Task data:
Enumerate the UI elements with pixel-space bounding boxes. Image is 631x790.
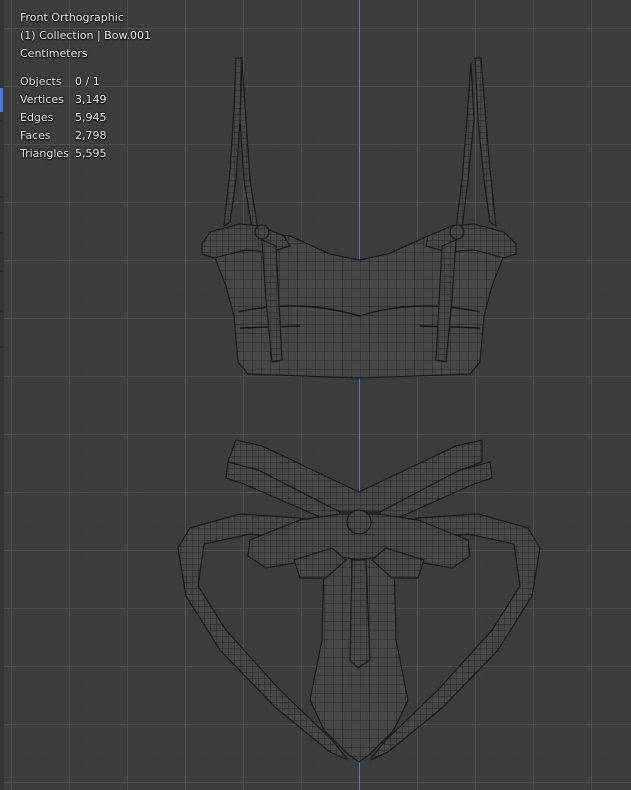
briefs-bottom-mesh[interactable]: [177, 439, 541, 763]
stat-label: Vertices: [20, 93, 64, 106]
stat-label: Edges: [20, 111, 54, 124]
stat-row-triangles: Triangles 5,595: [20, 145, 151, 163]
stat-value: 0 / 1: [75, 75, 100, 88]
stat-row-faces: Faces 2,798: [20, 127, 151, 145]
stat-value: 3,149: [75, 93, 107, 106]
stat-label: Triangles: [20, 147, 69, 160]
view-name: Front Orthographic: [20, 11, 124, 24]
3d-viewport[interactable]: Front Orthographic (1) Collection | Bow.…: [0, 0, 631, 790]
bra-top-mesh[interactable]: [201, 57, 517, 379]
viewport-info-overlay: Front Orthographic (1) Collection | Bow.…: [20, 9, 151, 163]
stat-row-objects: Objects 0 / 1: [20, 73, 151, 91]
stat-value: 5,945: [75, 111, 107, 124]
scene-statistics: Objects 0 / 1 Vertices 3,149 Edges 5,945…: [20, 73, 151, 163]
stat-value: 2,798: [75, 129, 107, 142]
stat-row-edges: Edges 5,945: [20, 109, 151, 127]
units-label: Centimeters: [20, 47, 88, 60]
stat-label: Objects: [20, 75, 62, 88]
stat-label: Faces: [20, 129, 51, 142]
stat-row-vertices: Vertices 3,149: [20, 91, 151, 109]
stat-value: 5,595: [75, 147, 107, 160]
collection-label: (1) Collection | Bow.001: [20, 29, 151, 42]
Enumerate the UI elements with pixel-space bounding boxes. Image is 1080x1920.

Task objective:
Render every line of the data above as a JSON list of strings, one string per line, leaving out blank lines and the pictures.

Solution below:
[
  "Enumerate the UI elements with pixel-space bounding boxes. Image is 631x790.",
  "briefs-bottom-mesh[interactable]: [177, 439, 541, 763]",
  "stat-label: Vertices: [20, 93, 64, 106]",
  "stat-label: Edges: [20, 111, 54, 124]",
  "stat-row-triangles: Triangles 5,595: [20, 145, 151, 163]",
  "stat-value: 0 / 1: [75, 75, 100, 88]",
  "stat-row-faces: Faces 2,798: [20, 127, 151, 145]",
  "stat-value: 3,149: [75, 93, 107, 106]",
  "stat-label: Triangles: [20, 147, 69, 160]",
  "view-name: Front Orthographic: [20, 11, 124, 24]",
  "3d-viewport[interactable]: Front Orthographic (1) Collection | Bow.…: [0, 0, 631, 790]",
  "bra-top-mesh[interactable]: [201, 57, 517, 379]",
  "viewport-info-overlay: Front Orthographic (1) Collection | Bow.…: [20, 9, 151, 163]",
  "stat-row-objects: Objects 0 / 1: [20, 73, 151, 91]",
  "stat-value: 5,945: [75, 111, 107, 124]",
  "scene-statistics: Objects 0 / 1 Vertices 3,149 Edges 5,945…: [20, 73, 151, 163]",
  "stat-value: 2,798: [75, 129, 107, 142]",
  "stat-row-edges: Edges 5,945: [20, 109, 151, 127]",
  "units-label: Centimeters: [20, 47, 88, 60]",
  "stat-label: Objects: [20, 75, 62, 88]",
  "stat-label: Faces: [20, 129, 51, 142]",
  "stat-row-vertices: Vertices 3,149: [20, 91, 151, 109]",
  "stat-value: 5,595: [75, 147, 107, 160]",
  "collection-label: (1) Collection | Bow.001: [20, 29, 151, 42]",
  "Enumerate the UI elements with pixel-space bounding boxes. Image is 1080x1920."
]